Problem details »
Your copy of the material below should match it exactly, except that it holds no pictures.

==== Dataset rows ====

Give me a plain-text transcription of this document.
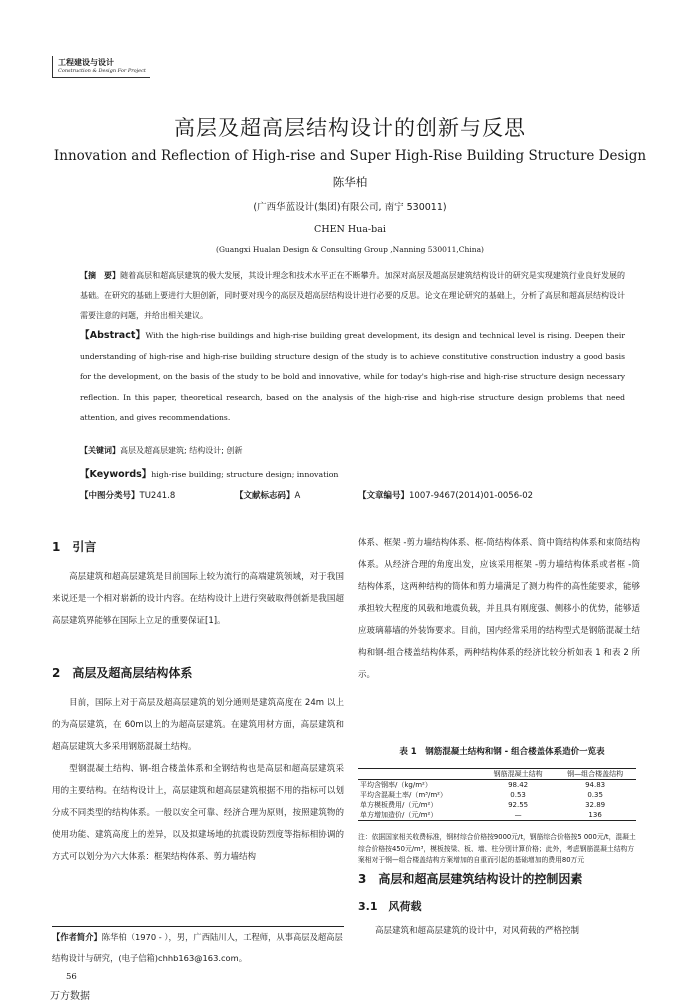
工程建设与设计
Construction & Design For Project
高层及超高层结构设计的创新与反思
Innovation and Reflection of High-rise and Super High-Rise Building Structure Design
陈华柏
(广西华蓝设计(集团)有限公司, 南宁 530011)
CHEN Hua-bai
(Guangxi Hualan Design & Consulting Group ,Nanning 530011,China)
【摘　要】随着高层和超高层建筑的极大发展，其设计理念和技术水平正在不断攀升。加深对高层及超高层建筑结构设计的研究是实现建筑行业良好发展的基础。在研究的基础上要进行大胆创新，同时要对现今的高层及超高层结构设计进行必要的反思。论文在理论研究的基础上，分析了高层和超高层结构设计需要注意的问题，并给出相关建议。
【Abstract】With the high-rise buildings and high-rise building great development, its design and technical level is rising. Deepen their understanding of high-rise and high-rise building structure design of the study is to achieve constitutive construction industry a good basis for the development, on the basis of the study to be bold and innovative, while for today's high-rise and high-rise structure design necessary reflection. In this paper, theoretical research, based on the analysis of the high-rise and high-rise structure design problems that need attention, and gives recommendations.
【关键词】高层及超高层建筑; 结构设计; 创新
【Keywords】high-rise building; structure design; innovation
【中图分类号】TU241.8	【文献标志码】A	【文章编号】1007-9467(2014)01-0056-02
1　引言
高层建筑和超高层建筑是目前国际上较为流行的高端建筑领域，对于我国来说还是一个相对崭新的设计内容。在结构设计上进行突破取得创新是我国超高层建筑界能够在国际上立足的重要保证[1]。
2　高层及超高层结构体系
目前，国际上对于高层及超高层建筑的划分通则是建筑高度在 24m 以上的为高层建筑，在 60m以上的为超高层建筑。在建筑用材方面，高层建筑和超高层建筑大多采用钢筋混凝土结构。
型钢混凝土结构、钢-组合楼盖体系和全钢结构也是高层和超高层建筑采用的主要结构。在结构设计上，高层建筑和超高层建筑根据不用的指标可以划分成不同类型的结构体系。一般以安全可靠、经济合理为原则，按照建筑物的使用功能、建筑高度上的差异，以及拟建场地的抗震设防烈度等指标相协调的方式可以划分为六大体系：框架结构体系、剪力墙结构
体系、框架 -剪力墙结构体系、框-筒结构体系、筒中筒结构体系和束筒结构体系。从经济合理的角度出发，应该采用框架 -剪力墙结构体系或者框 -筒结构体系，这两种结构的筒体和剪力墙满足了测力构件的高性能要求，能够承担较大程度的风载和地震负载，并且具有刚度强、侧移小的优势，能够适应玻璃幕墙的外装饰要求。目前，国内经常采用的结构型式是钢筋混凝土结构和钢-组合楼盖结构体系，两种结构体系的经济比较分析如表 1 和表 2 所示。
表 1　钢筋混凝土结构和钢 - 组合楼盖体系造价一览表
	钢筋混凝土结构	钢—组合楼盖结构
平均含钢率/（kg/m²）	98.42	94.83
平均含混凝土率/（m³/m²）	0.53	0.35
单方模板费用/（元/m²）	92.55	32.89
单方增加造价/（元/m²）	—	136
注：依据国家相关收费标准，钢材综合价格按9000元/t，钢筋综合价格按5 000元/t，混凝土综合价格按450元/m³，模板按梁、板、墙、柱分别计算价格；此外，考虑钢筋混凝土结构方案相对于钢—组合楼盖结构方案增加的自重而引起的基础增加的费用80万元
3　高层和超高层建筑结构设计的控制因素
3.1　风荷载
高层建筑和超高层建筑的设计中，对风荷载的严格控制
【作者简介】陈华柏（1970 - ），男，广西陆川人，工程师，从事高层及超高层结构设计与研究，(电子信箱)chhb163@163.com。
56
万方数据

====

Exercise response »
Give me a plain-text transcription of this document.
工程建设与设计
Construction & Design For Project
高层及超高层结构设计的创新与反思
Innovation and Reflection of High-rise and Super High-Rise Building Structure Design
陈华柏
(广西华蓝设计(集团)有限公司, 南宁 530011)
CHEN Hua-bai
(Guangxi Hualan Design & Consulting Group ,Nanning 530011,China)
【摘　要】随着高层和超高层建筑的极大发展，其设计理念和技术水平正在不断攀升。加深对高层及超高层建筑结构设计的研究是实现建筑行业良好发展的基础。在研究的基础上要进行大胆创新，同时要对现今的高层及超高层结构设计进行必要的反思。论文在理论研究的基础上，分析了高层和超高层结构设计需要注意的问题，并给出相关建议。
【Abstract】With the high-rise buildings and high-rise building great development, its design and technical level is rising. Deepen their understanding of high-rise and high-rise building structure design of the study is to achieve constitutive construction industry a good basis for the development, on the basis of the study to be bold and innovative, while for today's high-rise and high-rise structure design necessary reflection. In this paper, theoretical research, based on the analysis of the high-rise and high-rise structure design problems that need attention, and gives recommendations.
【关键词】高层及超高层建筑; 结构设计; 创新
【Keywords】high-rise building; structure design; innovation
【中图分类号】TU241.8	【文献标志码】A	【文章编号】1007-9467(2014)01-0056-02
1　引言
高层建筑和超高层建筑是目前国际上较为流行的高端建筑领域，对于我国来说还是一个相对崭新的设计内容。在结构设计上进行突破取得创新是我国超高层建筑界能够在国际上立足的重要保证[1]。
2　高层及超高层结构体系
目前，国际上对于高层及超高层建筑的划分通则是建筑高度在 24m 以上的为高层建筑，在 60m以上的为超高层建筑。在建筑用材方面，高层建筑和超高层建筑大多采用钢筋混凝土结构。
型钢混凝土结构、钢-组合楼盖体系和全钢结构也是高层和超高层建筑采用的主要结构。在结构设计上，高层建筑和超高层建筑根据不用的指标可以划分成不同类型的结构体系。一般以安全可靠、经济合理为原则，按照建筑物的使用功能、建筑高度上的差异，以及拟建场地的抗震设防烈度等指标相协调的方式可以划分为六大体系：框架结构体系、剪力墙结构
体系、框架 -剪力墙结构体系、框-筒结构体系、筒中筒结构体系和束筒结构体系。从经济合理的角度出发，应该采用框架 -剪力墙结构体系或者框 -筒结构体系，这两种结构的筒体和剪力墙满足了测力构件的高性能要求，能够承担较大程度的风载和地震负载，并且具有刚度强、侧移小的优势，能够适应玻璃幕墙的外装饰要求。目前，国内经常采用的结构型式是钢筋混凝土结构和钢-组合楼盖结构体系，两种结构体系的经济比较分析如表 1 和表 2 所示。
表 1　钢筋混凝土结构和钢 - 组合楼盖体系造价一览表
	钢筋混凝土结构	钢—组合楼盖结构
平均含钢率/（kg/m²）	98.42	94.83
平均含混凝土率/（m³/m²）	0.53	0.35
单方模板费用/（元/m²）	92.55	32.89
单方增加造价/（元/m²）	—	136
注：依据国家相关收费标准，钢材综合价格按9000元/t，钢筋综合价格按5 000元/t，混凝土综合价格按450元/m³，模板按梁、板、墙、柱分别计算价格；此外，考虑钢筋混凝土结构方案相对于钢—组合楼盖结构方案增加的自重而引起的基础增加的费用80万元
3　高层和超高层建筑结构设计的控制因素
3.1　风荷载
高层建筑和超高层建筑的设计中，对风荷载的严格控制
【作者简介】陈华柏（1970 - ），男，广西陆川人，工程师，从事高层及超高层结构设计与研究，(电子信箱)chhb163@163.com。
56
万方数据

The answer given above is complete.